# Work instructions:
Write out the entire listing below exactly as it appears, minus any pictures.

# Records for this exercise:
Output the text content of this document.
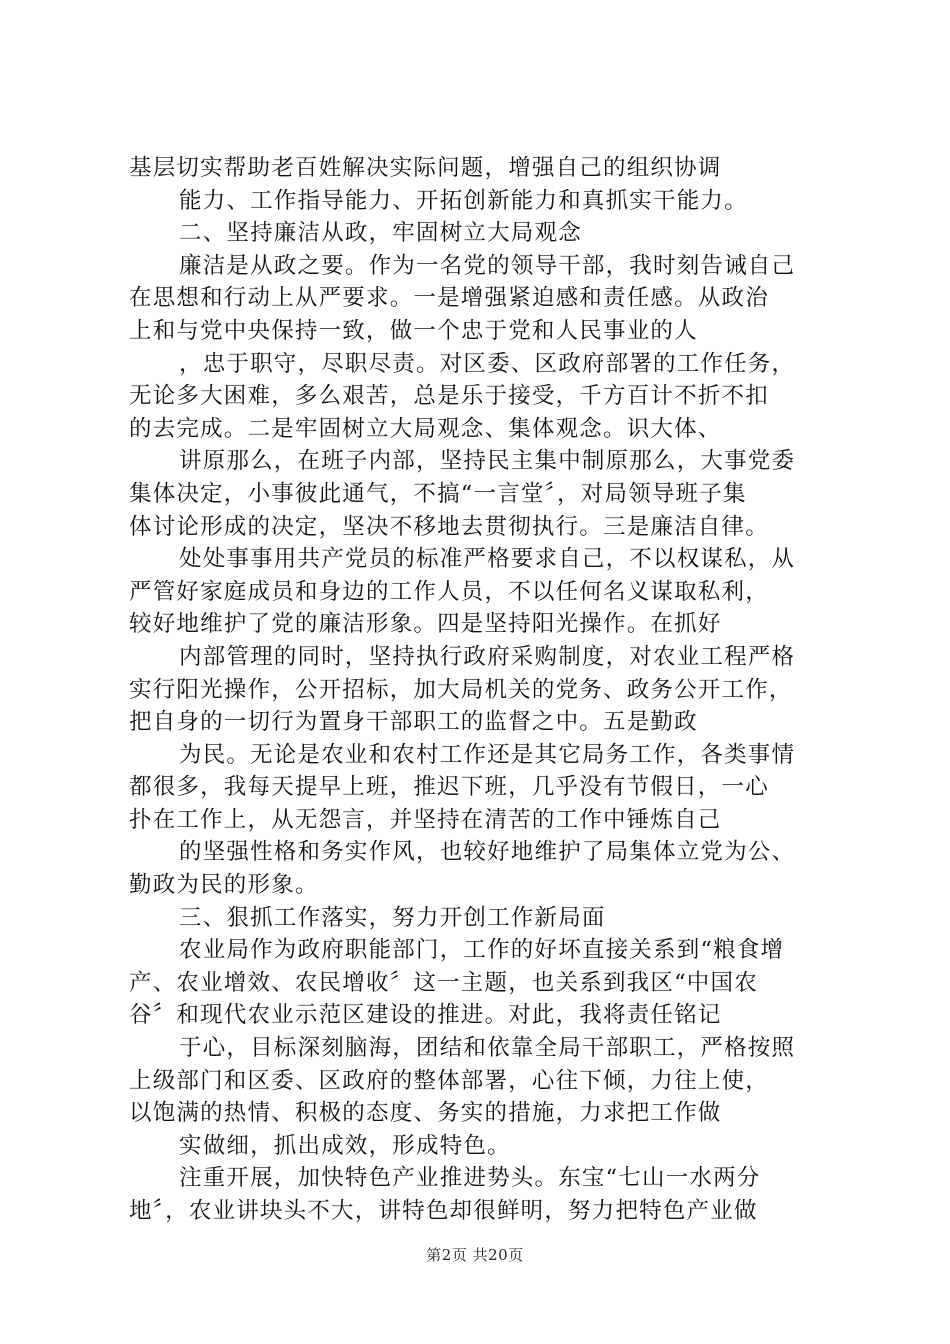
基层切实帮助老百姓解决实际问题，增强自己的组织协调
能力、工作指导能力、开拓创新能力和真抓实干能力。
二、坚持廉洁从政，牢固树立大局观念
廉洁是从政之要。作为一名党的领导干部，我时刻告诫自己
在思想和行动上从严要求。一是增强紧迫感和责任感。从政治
上和与党中央保持一致，做一个忠于党和人民事业的人
，忠于职守，尽职尽责。对区委、区政府部署的工作任务，
无论多大困难，多么艰苦，总是乐于接受，千方百计不折不扣
的去完成。二是牢固树立大局观念、集体观念。识大体、
讲原那么，在班子内部，坚持民主集中制原那么，大事党委
集体决定，小事彼此通气，不搞“一言堂〞，对局领导班子集
体讨论形成的决定，坚决不移地去贯彻执行。三是廉洁自律。
处处事事用共产党员的标准严格要求自己，不以权谋私，从
严管好家庭成员和身边的工作人员，不以任何名义谋取私利，
较好地维护了党的廉洁形象。四是坚持阳光操作。在抓好
内部管理的同时，坚持执行政府采购制度，对农业工程严格
实行阳光操作，公开招标，加大局机关的党务、政务公开工作，
把自身的一切行为置身干部职工的监督之中。五是勤政
为民。无论是农业和农村工作还是其它局务工作，各类事情
都很多，我每天提早上班，推迟下班，几乎没有节假日，一心
扑在工作上，从无怨言，并坚持在清苦的工作中锤炼自己
的坚强性格和务实作风，也较好地维护了局集体立党为公、
勤政为民的形象。
三、狠抓工作落实，努力开创工作新局面
农业局作为政府职能部门，工作的好坏直接关系到“粮食增
产、农业增效、农民增收〞这一主题，也关系到我区“中国农
谷〞和现代农业示范区建设的推进。对此，我将责任铭记
于心，目标深刻脑海，团结和依靠全局干部职工，严格按照
上级部门和区委、区政府的整体部署，心往下倾，力往上使，
以饱满的热情、积极的态度、务实的措施，力求把工作做
实做细，抓出成效，形成特色。
注重开展，加快特色产业推进势头。东宝“七山一水两分
地〞，农业讲块头不大，讲特色却很鲜明，努力把特色产业做
第2页 共20页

# Correct answer:
Output the text content of this document.
基层切实帮助老百姓解决实际问题，增强自己的组织协调
能力、工作指导能力、开拓创新能力和真抓实干能力。
二、坚持廉洁从政，牢固树立大局观念
廉洁是从政之要。作为一名党的领导干部，我时刻告诫自己
在思想和行动上从严要求。一是增强紧迫感和责任感。从政治
上和与党中央保持一致，做一个忠于党和人民事业的人
，忠于职守，尽职尽责。对区委、区政府部署的工作任务，
无论多大困难，多么艰苦，总是乐于接受，千方百计不折不扣
的去完成。二是牢固树立大局观念、集体观念。识大体、
讲原那么，在班子内部，坚持民主集中制原那么，大事党委
集体决定，小事彼此通气，不搞“一言堂〞，对局领导班子集
体讨论形成的决定，坚决不移地去贯彻执行。三是廉洁自律。
处处事事用共产党员的标准严格要求自己，不以权谋私，从
严管好家庭成员和身边的工作人员，不以任何名义谋取私利，
较好地维护了党的廉洁形象。四是坚持阳光操作。在抓好
内部管理的同时，坚持执行政府采购制度，对农业工程严格
实行阳光操作，公开招标，加大局机关的党务、政务公开工作，
把自身的一切行为置身干部职工的监督之中。五是勤政
为民。无论是农业和农村工作还是其它局务工作，各类事情
都很多，我每天提早上班，推迟下班，几乎没有节假日，一心
扑在工作上，从无怨言，并坚持在清苦的工作中锤炼自己
的坚强性格和务实作风，也较好地维护了局集体立党为公、
勤政为民的形象。
三、狠抓工作落实，努力开创工作新局面
农业局作为政府职能部门，工作的好坏直接关系到“粮食增
产、农业增效、农民增收〞这一主题，也关系到我区“中国农
谷〞和现代农业示范区建设的推进。对此，我将责任铭记
于心，目标深刻脑海，团结和依靠全局干部职工，严格按照
上级部门和区委、区政府的整体部署，心往下倾，力往上使，
以饱满的热情、积极的态度、务实的措施，力求把工作做
实做细，抓出成效，形成特色。
注重开展，加快特色产业推进势头。东宝“七山一水两分
地〞，农业讲块头不大，讲特色却很鲜明，努力把特色产业做
第2页 共20页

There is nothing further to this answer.